─── Input records ───
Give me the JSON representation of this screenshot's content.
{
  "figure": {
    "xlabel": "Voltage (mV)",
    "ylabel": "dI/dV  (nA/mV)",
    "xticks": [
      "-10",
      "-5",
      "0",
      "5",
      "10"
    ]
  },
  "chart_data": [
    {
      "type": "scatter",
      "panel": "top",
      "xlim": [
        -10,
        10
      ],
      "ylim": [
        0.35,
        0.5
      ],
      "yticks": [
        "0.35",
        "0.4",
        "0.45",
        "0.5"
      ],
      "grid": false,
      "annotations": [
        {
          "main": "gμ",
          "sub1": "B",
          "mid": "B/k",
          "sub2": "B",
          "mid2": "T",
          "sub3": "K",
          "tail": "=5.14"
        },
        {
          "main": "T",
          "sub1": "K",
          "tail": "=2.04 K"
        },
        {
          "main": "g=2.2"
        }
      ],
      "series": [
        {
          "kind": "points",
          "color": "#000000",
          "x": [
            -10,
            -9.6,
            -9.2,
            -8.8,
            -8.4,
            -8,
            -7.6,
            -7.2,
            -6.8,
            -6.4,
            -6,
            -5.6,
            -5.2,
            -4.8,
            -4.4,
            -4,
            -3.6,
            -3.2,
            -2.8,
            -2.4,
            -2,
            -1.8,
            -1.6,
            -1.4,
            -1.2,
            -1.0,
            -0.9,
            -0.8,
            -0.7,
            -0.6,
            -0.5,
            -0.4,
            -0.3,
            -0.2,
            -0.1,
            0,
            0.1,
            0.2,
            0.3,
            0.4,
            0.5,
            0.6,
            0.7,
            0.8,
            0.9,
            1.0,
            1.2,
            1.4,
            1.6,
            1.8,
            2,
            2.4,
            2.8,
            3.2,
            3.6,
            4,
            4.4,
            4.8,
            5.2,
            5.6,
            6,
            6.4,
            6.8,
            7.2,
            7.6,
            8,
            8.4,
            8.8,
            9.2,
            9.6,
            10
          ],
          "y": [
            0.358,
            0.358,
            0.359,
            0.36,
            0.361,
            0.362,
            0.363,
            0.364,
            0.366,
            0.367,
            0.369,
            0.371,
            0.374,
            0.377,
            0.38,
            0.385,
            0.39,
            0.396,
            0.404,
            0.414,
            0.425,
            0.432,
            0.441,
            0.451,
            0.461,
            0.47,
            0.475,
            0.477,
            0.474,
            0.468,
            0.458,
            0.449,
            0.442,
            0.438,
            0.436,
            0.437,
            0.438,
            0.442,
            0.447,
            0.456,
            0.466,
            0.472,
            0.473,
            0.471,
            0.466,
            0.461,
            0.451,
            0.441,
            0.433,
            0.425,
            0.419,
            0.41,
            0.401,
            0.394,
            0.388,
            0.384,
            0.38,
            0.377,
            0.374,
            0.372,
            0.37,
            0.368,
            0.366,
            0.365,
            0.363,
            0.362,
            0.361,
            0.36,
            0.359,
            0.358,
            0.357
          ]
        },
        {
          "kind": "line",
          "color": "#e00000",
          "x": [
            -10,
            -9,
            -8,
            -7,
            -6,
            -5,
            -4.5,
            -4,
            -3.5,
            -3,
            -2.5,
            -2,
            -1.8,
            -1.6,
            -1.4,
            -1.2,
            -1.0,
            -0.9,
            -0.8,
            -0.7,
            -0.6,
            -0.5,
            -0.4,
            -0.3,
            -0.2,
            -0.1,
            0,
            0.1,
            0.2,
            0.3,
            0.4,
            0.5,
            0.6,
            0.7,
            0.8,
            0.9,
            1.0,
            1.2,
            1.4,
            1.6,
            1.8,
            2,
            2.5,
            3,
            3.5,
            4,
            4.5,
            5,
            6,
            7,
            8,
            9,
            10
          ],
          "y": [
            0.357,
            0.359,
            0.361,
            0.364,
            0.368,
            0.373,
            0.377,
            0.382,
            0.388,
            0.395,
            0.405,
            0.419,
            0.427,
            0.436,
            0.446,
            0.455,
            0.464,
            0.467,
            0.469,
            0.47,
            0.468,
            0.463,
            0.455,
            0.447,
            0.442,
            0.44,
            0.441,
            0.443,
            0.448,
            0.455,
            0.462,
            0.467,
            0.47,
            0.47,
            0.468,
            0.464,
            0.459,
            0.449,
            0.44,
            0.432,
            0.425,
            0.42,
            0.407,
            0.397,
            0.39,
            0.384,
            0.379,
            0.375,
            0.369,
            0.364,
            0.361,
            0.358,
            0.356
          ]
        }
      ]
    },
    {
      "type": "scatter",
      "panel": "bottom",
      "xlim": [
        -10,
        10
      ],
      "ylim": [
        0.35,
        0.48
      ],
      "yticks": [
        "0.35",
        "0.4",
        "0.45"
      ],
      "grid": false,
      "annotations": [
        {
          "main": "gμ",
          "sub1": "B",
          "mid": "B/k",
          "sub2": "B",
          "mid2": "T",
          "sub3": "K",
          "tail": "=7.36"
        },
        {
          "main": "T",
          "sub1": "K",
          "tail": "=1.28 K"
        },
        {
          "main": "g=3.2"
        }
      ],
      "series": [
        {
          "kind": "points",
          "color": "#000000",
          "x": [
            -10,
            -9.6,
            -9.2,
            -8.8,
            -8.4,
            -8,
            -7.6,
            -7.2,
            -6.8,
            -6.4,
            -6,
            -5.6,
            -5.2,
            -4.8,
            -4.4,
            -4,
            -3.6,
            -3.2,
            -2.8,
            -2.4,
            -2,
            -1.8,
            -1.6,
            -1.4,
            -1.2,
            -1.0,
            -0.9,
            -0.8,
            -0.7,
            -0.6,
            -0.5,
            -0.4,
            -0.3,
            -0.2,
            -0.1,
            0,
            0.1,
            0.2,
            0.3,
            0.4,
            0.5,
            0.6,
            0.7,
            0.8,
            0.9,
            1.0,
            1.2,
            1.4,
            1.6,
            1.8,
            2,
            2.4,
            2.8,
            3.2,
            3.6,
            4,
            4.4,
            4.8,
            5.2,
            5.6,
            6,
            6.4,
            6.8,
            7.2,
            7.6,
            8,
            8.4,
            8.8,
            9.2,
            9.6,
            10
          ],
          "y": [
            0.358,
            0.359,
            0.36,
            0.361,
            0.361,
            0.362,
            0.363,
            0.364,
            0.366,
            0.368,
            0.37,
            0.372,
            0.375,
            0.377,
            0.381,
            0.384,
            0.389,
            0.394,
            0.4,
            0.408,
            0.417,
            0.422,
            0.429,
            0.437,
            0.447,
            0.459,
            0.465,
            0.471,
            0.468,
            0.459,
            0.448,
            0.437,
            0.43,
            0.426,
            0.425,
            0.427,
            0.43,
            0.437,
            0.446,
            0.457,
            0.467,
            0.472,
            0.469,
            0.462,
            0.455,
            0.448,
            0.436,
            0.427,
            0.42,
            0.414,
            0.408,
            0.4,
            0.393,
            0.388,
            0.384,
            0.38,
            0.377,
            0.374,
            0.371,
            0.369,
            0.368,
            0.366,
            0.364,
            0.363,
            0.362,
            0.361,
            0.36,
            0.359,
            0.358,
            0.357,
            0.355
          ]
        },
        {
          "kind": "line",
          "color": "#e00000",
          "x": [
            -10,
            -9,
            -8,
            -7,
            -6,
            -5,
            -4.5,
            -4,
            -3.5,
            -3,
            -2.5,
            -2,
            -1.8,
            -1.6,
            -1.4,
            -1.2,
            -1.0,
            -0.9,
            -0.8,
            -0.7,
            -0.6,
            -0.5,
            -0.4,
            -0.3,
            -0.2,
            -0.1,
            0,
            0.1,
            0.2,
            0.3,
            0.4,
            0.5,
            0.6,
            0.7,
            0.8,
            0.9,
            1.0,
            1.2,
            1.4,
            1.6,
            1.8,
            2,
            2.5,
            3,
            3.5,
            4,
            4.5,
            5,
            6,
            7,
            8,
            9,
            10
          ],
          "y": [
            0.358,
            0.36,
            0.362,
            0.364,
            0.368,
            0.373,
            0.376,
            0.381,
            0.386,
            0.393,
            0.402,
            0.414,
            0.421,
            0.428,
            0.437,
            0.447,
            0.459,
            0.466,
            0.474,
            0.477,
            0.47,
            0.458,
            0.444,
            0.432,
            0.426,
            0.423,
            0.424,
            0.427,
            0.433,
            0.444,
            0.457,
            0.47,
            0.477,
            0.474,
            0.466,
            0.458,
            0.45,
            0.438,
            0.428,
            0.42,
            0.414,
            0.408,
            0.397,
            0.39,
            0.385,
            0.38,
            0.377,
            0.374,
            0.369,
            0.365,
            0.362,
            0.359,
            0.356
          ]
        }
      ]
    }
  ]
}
───
Your task is to gather every line with the word "tail" and copy it.

          "tail": "=5.14"
          "tail": "=2.04 K"
          "tail": "=7.36"
          "tail": "=1.28 K"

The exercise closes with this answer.